- **The exercise**
Scan the lines below; pull out those with "Thomas".

- **Task data**
________________
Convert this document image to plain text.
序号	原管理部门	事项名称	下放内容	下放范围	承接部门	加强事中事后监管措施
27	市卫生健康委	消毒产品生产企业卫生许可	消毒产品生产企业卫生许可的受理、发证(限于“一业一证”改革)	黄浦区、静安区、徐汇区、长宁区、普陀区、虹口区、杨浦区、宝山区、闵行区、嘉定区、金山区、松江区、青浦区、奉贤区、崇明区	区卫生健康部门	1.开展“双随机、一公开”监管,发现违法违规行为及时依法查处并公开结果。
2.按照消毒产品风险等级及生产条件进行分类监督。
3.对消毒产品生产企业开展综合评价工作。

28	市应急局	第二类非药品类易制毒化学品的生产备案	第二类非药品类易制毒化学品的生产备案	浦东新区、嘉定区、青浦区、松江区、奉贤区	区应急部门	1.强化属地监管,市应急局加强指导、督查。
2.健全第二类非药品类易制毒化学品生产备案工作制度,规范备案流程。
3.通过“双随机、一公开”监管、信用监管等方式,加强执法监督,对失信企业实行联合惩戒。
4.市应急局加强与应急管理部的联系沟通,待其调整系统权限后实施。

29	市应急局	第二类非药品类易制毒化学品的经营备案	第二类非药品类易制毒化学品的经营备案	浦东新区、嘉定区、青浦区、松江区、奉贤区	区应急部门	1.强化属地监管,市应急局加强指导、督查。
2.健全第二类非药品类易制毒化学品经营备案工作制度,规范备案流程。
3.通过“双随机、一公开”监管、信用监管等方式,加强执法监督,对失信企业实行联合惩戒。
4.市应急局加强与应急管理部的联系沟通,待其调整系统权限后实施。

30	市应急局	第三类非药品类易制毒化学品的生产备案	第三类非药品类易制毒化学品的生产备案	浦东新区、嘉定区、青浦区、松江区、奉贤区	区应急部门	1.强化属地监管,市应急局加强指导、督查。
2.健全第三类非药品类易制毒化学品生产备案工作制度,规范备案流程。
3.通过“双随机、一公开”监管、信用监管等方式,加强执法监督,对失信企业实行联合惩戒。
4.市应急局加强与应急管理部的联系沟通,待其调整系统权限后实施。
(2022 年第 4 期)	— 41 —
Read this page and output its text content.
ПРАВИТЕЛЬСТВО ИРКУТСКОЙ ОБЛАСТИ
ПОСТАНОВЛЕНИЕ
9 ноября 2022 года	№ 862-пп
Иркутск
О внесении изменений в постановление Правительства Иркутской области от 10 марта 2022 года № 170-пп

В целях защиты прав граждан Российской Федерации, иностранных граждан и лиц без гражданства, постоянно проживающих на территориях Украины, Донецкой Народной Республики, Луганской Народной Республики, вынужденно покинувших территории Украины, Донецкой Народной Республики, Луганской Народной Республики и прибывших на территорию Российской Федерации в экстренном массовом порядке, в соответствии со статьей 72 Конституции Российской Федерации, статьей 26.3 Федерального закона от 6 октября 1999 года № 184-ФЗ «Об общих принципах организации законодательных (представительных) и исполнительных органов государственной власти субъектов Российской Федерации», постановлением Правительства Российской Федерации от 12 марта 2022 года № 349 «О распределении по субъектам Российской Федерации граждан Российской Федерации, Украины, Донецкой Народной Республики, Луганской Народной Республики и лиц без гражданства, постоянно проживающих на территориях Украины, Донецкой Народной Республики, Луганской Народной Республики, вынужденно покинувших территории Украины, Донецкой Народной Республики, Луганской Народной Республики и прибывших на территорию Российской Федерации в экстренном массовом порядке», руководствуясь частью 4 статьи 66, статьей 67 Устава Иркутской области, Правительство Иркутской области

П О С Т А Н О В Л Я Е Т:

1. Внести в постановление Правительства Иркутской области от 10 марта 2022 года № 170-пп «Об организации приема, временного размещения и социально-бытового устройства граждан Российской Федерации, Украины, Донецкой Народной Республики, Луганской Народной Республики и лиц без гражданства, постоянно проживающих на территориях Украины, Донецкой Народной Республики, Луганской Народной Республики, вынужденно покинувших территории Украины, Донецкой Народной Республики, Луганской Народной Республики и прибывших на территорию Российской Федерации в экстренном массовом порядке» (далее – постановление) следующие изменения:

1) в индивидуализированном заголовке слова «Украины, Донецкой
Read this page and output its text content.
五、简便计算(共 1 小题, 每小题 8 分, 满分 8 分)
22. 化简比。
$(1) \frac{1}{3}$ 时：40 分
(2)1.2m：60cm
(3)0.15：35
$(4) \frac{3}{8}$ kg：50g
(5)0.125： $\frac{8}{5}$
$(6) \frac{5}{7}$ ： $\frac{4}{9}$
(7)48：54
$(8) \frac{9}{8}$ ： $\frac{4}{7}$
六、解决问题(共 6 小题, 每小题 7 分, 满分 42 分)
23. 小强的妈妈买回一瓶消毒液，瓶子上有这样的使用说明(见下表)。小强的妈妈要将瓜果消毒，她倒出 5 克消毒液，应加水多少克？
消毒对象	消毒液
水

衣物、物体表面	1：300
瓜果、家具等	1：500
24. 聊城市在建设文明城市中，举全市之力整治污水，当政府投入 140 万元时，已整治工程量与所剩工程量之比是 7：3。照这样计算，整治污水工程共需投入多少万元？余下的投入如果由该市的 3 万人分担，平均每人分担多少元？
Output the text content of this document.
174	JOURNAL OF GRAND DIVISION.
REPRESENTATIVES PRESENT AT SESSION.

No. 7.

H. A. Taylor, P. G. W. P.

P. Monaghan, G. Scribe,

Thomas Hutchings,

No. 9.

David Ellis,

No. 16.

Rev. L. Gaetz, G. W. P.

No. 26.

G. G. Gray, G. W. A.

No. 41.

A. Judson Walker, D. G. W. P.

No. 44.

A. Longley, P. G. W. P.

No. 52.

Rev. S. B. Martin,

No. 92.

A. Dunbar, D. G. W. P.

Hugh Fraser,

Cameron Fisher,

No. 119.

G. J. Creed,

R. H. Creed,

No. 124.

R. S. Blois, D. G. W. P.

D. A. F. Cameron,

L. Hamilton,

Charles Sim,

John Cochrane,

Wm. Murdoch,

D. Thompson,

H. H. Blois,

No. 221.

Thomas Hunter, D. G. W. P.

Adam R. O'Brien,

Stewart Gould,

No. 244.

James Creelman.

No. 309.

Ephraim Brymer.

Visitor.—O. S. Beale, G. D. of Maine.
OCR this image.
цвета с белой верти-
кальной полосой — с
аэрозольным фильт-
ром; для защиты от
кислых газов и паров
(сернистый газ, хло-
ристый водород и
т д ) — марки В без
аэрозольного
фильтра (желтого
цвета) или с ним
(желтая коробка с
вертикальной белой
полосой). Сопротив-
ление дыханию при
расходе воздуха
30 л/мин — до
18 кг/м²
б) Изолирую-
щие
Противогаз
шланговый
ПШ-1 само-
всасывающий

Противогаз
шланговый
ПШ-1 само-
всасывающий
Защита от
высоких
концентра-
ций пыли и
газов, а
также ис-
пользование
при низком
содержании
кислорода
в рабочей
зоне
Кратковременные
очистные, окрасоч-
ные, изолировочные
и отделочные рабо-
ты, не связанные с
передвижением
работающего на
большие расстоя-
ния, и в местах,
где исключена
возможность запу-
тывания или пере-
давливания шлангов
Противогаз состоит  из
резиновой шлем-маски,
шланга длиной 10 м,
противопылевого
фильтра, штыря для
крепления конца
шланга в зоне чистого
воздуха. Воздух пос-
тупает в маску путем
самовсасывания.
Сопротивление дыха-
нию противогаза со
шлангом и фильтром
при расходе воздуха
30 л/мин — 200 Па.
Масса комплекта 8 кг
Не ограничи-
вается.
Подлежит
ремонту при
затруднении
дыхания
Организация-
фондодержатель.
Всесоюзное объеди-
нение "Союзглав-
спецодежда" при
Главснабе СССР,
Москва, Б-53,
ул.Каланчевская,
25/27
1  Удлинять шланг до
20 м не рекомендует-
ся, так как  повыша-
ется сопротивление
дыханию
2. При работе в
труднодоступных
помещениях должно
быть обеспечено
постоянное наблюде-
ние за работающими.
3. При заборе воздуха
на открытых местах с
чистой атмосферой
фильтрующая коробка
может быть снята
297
________________
- **Solution to the problem**
Thomas Hutchings,
Thomas Hunter, D. G. W. P.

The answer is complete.